### TASK BRIEF
All lines in which the word "given" occurs are to be extracted.

### EXERCISE MATERIALS

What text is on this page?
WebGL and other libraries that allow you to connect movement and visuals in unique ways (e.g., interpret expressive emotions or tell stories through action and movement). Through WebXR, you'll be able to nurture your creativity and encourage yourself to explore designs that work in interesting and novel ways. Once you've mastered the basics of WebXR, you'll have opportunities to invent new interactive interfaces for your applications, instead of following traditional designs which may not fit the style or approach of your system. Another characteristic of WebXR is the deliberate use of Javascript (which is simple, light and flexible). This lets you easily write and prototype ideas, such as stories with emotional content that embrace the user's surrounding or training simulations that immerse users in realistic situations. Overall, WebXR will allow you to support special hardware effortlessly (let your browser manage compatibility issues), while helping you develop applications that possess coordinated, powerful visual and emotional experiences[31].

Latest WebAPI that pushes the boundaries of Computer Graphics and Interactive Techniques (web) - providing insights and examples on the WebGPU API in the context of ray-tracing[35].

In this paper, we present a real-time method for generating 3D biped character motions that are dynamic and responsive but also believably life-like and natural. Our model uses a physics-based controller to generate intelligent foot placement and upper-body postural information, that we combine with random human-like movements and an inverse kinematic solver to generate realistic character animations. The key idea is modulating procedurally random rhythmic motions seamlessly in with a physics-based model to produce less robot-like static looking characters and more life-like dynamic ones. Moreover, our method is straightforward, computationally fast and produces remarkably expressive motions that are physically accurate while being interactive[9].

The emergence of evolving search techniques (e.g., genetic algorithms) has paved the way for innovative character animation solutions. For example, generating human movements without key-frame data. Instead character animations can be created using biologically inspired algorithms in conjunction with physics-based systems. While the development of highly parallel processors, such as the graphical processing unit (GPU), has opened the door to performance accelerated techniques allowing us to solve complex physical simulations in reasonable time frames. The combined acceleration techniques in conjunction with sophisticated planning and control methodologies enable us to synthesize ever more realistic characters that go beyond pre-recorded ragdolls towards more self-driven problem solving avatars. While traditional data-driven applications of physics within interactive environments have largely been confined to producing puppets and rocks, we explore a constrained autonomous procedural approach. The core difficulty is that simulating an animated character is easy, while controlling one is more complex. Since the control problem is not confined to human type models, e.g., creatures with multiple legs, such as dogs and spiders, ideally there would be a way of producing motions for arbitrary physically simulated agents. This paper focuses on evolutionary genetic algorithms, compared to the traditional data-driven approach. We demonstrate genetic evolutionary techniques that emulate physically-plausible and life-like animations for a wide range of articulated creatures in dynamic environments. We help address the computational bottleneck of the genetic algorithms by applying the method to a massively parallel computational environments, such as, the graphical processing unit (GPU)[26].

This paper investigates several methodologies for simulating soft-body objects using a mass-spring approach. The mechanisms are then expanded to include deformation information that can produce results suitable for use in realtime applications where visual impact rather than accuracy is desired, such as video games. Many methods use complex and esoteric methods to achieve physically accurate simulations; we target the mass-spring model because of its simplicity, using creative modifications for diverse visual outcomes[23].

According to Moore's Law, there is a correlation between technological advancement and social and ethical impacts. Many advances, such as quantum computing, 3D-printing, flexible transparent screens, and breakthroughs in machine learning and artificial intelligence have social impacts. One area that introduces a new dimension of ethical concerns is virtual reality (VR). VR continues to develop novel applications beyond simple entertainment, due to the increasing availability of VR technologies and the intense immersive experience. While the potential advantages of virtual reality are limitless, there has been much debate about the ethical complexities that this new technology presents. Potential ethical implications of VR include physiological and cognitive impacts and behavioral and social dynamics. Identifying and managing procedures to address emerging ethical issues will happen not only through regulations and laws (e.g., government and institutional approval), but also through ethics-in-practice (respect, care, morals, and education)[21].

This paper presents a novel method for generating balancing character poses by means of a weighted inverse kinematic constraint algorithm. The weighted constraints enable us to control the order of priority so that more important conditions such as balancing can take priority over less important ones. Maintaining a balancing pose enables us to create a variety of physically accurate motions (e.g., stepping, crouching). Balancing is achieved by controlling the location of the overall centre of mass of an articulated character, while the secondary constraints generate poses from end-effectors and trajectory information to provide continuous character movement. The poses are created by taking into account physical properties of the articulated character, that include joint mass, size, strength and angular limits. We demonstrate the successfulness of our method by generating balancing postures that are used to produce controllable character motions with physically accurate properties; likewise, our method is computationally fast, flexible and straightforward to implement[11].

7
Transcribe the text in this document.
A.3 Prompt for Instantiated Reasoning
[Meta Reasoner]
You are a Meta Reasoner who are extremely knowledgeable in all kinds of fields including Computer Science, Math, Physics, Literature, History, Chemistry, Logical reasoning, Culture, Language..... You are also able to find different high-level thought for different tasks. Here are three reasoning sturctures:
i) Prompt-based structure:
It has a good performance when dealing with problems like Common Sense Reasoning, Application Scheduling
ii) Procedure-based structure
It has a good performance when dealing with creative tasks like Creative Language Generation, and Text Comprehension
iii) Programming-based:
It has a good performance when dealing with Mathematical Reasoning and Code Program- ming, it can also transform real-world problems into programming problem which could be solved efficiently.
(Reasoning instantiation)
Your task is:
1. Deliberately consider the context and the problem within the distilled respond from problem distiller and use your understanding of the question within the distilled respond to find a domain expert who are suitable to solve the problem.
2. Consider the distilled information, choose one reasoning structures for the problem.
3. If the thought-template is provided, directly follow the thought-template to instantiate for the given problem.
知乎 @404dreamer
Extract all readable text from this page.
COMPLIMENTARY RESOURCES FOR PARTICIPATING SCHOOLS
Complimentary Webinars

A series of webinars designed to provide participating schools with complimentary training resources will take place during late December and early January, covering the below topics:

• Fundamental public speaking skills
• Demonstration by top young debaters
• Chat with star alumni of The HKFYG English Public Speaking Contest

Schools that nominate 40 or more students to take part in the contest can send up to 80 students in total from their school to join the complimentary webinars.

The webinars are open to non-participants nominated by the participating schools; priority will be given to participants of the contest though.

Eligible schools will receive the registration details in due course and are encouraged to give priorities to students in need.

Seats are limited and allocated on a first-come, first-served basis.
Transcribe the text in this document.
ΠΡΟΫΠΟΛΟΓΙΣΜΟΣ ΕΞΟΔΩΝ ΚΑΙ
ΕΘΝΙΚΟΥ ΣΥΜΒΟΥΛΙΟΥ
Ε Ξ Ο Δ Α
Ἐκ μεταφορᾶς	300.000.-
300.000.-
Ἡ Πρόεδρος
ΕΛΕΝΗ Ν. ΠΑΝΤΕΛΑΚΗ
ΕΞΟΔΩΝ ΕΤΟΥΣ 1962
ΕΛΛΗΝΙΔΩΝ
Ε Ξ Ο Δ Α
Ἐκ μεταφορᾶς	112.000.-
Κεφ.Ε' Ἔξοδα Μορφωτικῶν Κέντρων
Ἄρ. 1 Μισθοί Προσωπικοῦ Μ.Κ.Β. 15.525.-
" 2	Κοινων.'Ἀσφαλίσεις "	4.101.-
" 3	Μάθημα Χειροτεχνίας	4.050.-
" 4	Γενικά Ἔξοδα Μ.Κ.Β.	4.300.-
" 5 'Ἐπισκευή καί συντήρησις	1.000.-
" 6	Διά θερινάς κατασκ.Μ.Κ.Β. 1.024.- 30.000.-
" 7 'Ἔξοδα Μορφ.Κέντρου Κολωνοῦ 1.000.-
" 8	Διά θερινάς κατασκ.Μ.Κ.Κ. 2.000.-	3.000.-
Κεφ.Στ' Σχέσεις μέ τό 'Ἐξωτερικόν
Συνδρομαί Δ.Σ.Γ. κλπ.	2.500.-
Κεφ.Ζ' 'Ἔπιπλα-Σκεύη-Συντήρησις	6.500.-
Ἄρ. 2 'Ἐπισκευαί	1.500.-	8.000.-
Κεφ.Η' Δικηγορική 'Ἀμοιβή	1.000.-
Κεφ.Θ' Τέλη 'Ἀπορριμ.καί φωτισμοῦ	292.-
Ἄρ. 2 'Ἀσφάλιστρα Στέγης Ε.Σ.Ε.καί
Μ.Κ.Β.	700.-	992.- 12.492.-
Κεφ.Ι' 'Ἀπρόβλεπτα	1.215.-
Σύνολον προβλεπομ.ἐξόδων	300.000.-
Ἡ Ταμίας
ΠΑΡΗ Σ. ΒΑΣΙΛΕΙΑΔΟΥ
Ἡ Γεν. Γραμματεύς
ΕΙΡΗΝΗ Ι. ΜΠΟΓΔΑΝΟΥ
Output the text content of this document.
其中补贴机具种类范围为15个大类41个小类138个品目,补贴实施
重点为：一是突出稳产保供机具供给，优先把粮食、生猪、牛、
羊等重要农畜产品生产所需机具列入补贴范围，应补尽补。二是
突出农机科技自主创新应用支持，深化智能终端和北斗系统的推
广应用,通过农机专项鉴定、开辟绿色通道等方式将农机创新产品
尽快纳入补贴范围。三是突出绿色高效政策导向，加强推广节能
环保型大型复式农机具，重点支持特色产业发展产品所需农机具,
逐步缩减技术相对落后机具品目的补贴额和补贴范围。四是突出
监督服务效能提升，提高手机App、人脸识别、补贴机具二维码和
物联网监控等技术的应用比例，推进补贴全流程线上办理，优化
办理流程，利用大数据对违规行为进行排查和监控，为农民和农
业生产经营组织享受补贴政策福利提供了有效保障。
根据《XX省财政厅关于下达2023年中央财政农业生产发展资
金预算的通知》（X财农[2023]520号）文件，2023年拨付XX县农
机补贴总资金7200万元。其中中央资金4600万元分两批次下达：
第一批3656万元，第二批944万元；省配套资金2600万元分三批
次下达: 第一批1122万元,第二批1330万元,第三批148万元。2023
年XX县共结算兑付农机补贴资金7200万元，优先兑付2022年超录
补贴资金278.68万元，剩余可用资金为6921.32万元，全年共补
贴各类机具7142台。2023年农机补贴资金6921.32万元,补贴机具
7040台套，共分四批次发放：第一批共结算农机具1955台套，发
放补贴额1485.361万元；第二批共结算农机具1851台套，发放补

### RESPONSE TO THIS EXERCISE
3. If the thought-template is provided, directly follow the thought-template to instantiate for the given problem.
The webinars are open to non-participants nominated by the participating schools; priority will be given to participants of the contest though.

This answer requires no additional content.